Reproduce each line from the records that holds "строи".

· · · · · · ·

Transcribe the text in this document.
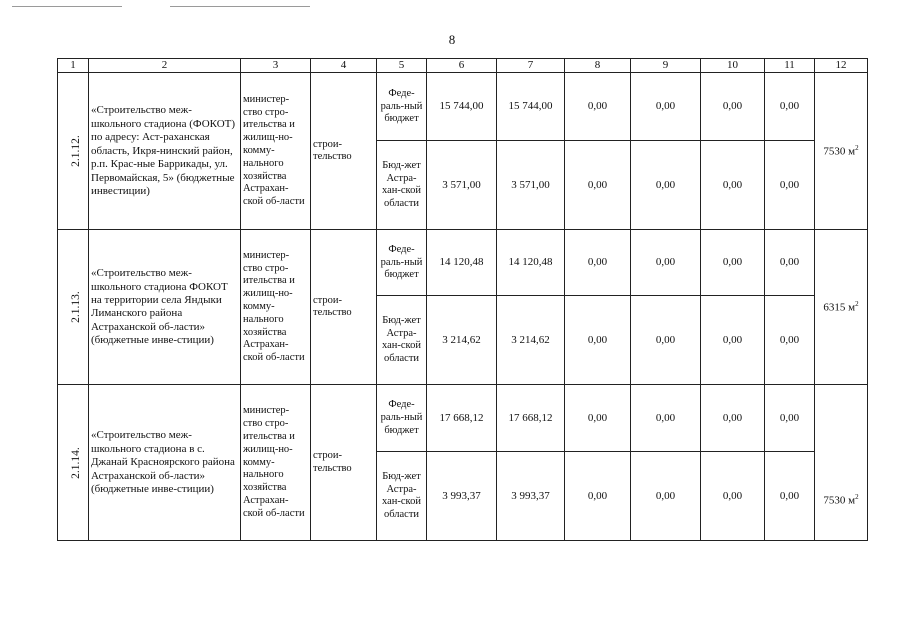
8
1	2	3	4	5	6	7	8	9	10	11	12
2.1.12.	«Строительство меж-школьного стадиона (ФОКОТ) по адресу: Аст-раханская область, Икря-нинский район, р.п. Крас-ные Баррикады, ул. Первомайская, 5» (бюджетные инвестиции)	министер-ство стро-ительства и жилищ-но-комму-нального хозяйства Астрахан-ской об-ласти	строи-тельство	Феде-раль-ный бюджет	15 744,00	15 744,00	0,00	0,00	0,00	0,00	7530 $м^2$
				Бюд-жет Астра-хан-ской области	3 571,00	3 571,00	0,00	0,00	0,00	0,00	
2.1.13.	«Строительство меж-школьного стадиона ФОКОТ на территории села Яндыки Лиманского района Астраханской об-ласти» (бюджетные инве-стиции)	министер-ство стро-ительства и жилищ-но-комму-нального хозяйства Астрахан-ской об-ласти	строи-тельство	Феде-раль-ный бюджет	14 120,48	14 120,48	0,00	0,00	0,00	0,00	6315 $м^2$
				Бюд-жет Астра-хан-ской области	3 214,62	3 214,62	0,00	0,00	0,00	0,00	
2.1.14.	«Строительство меж-школьного стадиона в с. Джанай Красноярского района Астраханской об-ласти» (бюджетные инве-стиции)	министер-ство стро-ительства и жилищ-но-комму-нального хозяйства Астрахан-ской об-ласти	строи-тельство	Феде-раль-ный бюджет	17 668,12	17 668,12	0,00	0,00	0,00	0,00	7530 $м^2$
				Бюд-жет Астра-хан-ской области	3 993,37	3 993,37	0,00	0,00	0,00	0,00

· · · · · · ·

Output for this exercise.
2.1.12.	«Строительство меж-школьного стадиона (ФОКОТ) по адресу: Аст-раханская область, Икря-нинский район, р.п. Крас-ные Баррикады, ул. Первомайская, 5» (бюджетные инвестиции)	министер-ство стро-ительства и жилищ-но-комму-нального хозяйства Астрахан-ской об-ласти	строи-тельство	Феде-раль-ный бюджет	15 744,00	15 744,00	0,00	0,00	0,00	0,00	7530 $м^2$
2.1.13.	«Строительство меж-школьного стадиона ФОКОТ на территории села Яндыки Лиманского района Астраханской об-ласти» (бюджетные инве-стиции)	министер-ство стро-ительства и жилищ-но-комму-нального хозяйства Астрахан-ской об-ласти	строи-тельство	Феде-раль-ный бюджет	14 120,48	14 120,48	0,00	0,00	0,00	0,00	6315 $м^2$
2.1.14.	«Строительство меж-школьного стадиона в с. Джанай Красноярского района Астраханской об-ласти» (бюджетные инве-стиции)	министер-ство стро-ительства и жилищ-но-комму-нального хозяйства Астрахан-ской об-ласти	строи-тельство	Феде-раль-ный бюджет	17 668,12	17 668,12	0,00	0,00	0,00	0,00	7530 $м^2$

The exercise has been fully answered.